REQUIREMENTS> What follows is a listing. Return every line of it exactly.
·····
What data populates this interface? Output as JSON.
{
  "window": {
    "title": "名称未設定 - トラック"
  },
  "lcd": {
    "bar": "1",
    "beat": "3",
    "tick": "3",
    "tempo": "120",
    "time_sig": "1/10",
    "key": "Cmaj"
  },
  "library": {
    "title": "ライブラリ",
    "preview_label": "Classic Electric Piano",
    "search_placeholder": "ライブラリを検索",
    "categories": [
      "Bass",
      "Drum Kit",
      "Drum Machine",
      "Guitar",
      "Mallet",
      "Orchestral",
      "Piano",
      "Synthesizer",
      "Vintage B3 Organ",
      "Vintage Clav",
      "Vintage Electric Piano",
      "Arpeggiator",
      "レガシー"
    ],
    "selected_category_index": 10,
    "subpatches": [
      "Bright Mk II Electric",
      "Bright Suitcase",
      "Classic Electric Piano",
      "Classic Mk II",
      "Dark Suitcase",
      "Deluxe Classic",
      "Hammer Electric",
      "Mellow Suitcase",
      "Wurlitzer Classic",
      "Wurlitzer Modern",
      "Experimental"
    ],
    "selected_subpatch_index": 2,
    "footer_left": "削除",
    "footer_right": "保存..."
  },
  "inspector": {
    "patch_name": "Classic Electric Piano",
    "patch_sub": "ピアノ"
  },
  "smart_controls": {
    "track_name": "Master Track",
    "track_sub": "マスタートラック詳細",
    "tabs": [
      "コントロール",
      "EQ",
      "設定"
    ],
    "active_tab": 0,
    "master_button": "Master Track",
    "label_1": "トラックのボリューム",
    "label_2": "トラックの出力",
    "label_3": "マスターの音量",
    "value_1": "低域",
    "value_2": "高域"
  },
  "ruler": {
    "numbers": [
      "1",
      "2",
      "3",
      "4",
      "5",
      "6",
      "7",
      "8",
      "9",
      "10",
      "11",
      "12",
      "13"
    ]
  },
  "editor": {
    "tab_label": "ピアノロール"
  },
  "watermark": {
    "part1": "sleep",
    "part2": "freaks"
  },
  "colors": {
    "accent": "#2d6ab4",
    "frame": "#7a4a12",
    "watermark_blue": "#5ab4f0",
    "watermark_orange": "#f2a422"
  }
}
·····
SOLUTION FOR THIS EXERCISE>
What data populates this interface? Output as JSON.
{
  "window": {
    "title": "名称未設定 - トラック"
  },
  "lcd": {
    "bar": "1",
    "beat": "3",
    "tick": "3",
    "tempo": "120",
    "time_sig": "1/10",
    "key": "Cmaj"
  },
  "library": {
    "title": "ライブラリ",
    "preview_label": "Classic Electric Piano",
    "search_placeholder": "ライブラリを検索",
    "categories": [
      "Bass",
      "Drum Kit",
      "Drum Machine",
      "Guitar",
      "Mallet",
      "Orchestral",
      "Piano",
      "Synthesizer",
      "Vintage B3 Organ",
      "Vintage Clav",
      "Vintage Electric Piano",
      "Arpeggiator",
      "レガシー"
    ],
    "selected_category_index": 10,
    "subpatches": [
      "Bright Mk II Electric",
      "Bright Suitcase",
      "Classic Electric Piano",
      "Classic Mk II",
      "Dark Suitcase",
      "Deluxe Classic",
      "Hammer Electric",
      "Mellow Suitcase",
      "Wurlitzer Classic",
      "Wurlitzer Modern",
      "Experimental"
    ],
    "selected_subpatch_index": 2,
    "footer_left": "削除",
    "footer_right": "保存..."
  },
  "inspector": {
    "patch_name": "Classic Electric Piano",
    "patch_sub": "ピアノ"
  },
  "smart_controls": {
    "track_name": "Master Track",
    "track_sub": "マスタートラック詳細",
    "tabs": [
      "コントロール",
      "EQ",
      "設定"
    ],
    "active_tab": 0,
    "master_button": "Master Track",
    "label_1": "トラックのボリューム",
    "label_2": "トラックの出力",
    "label_3": "マスターの音量",
    "value_1": "低域",
    "value_2": "高域"
  },
  "ruler": {
    "numbers": [
      "1",
      "2",
      "3",
      "4",
      "5",
      "6",
      "7",
      "8",
      "9",
      "10",
      "11",
      "12",
      "13"
    ]
  },
  "editor": {
    "tab_label": "ピアノロール"
  },
  "watermark": {
    "part1": "sleep",
    "part2": "freaks"
  },
  "colors": {
    "accent": "#2d6ab4",
    "frame": "#7a4a12",
    "watermark_blue": "#5ab4f0",
    "watermark_orange": "#f2a422"
  }
}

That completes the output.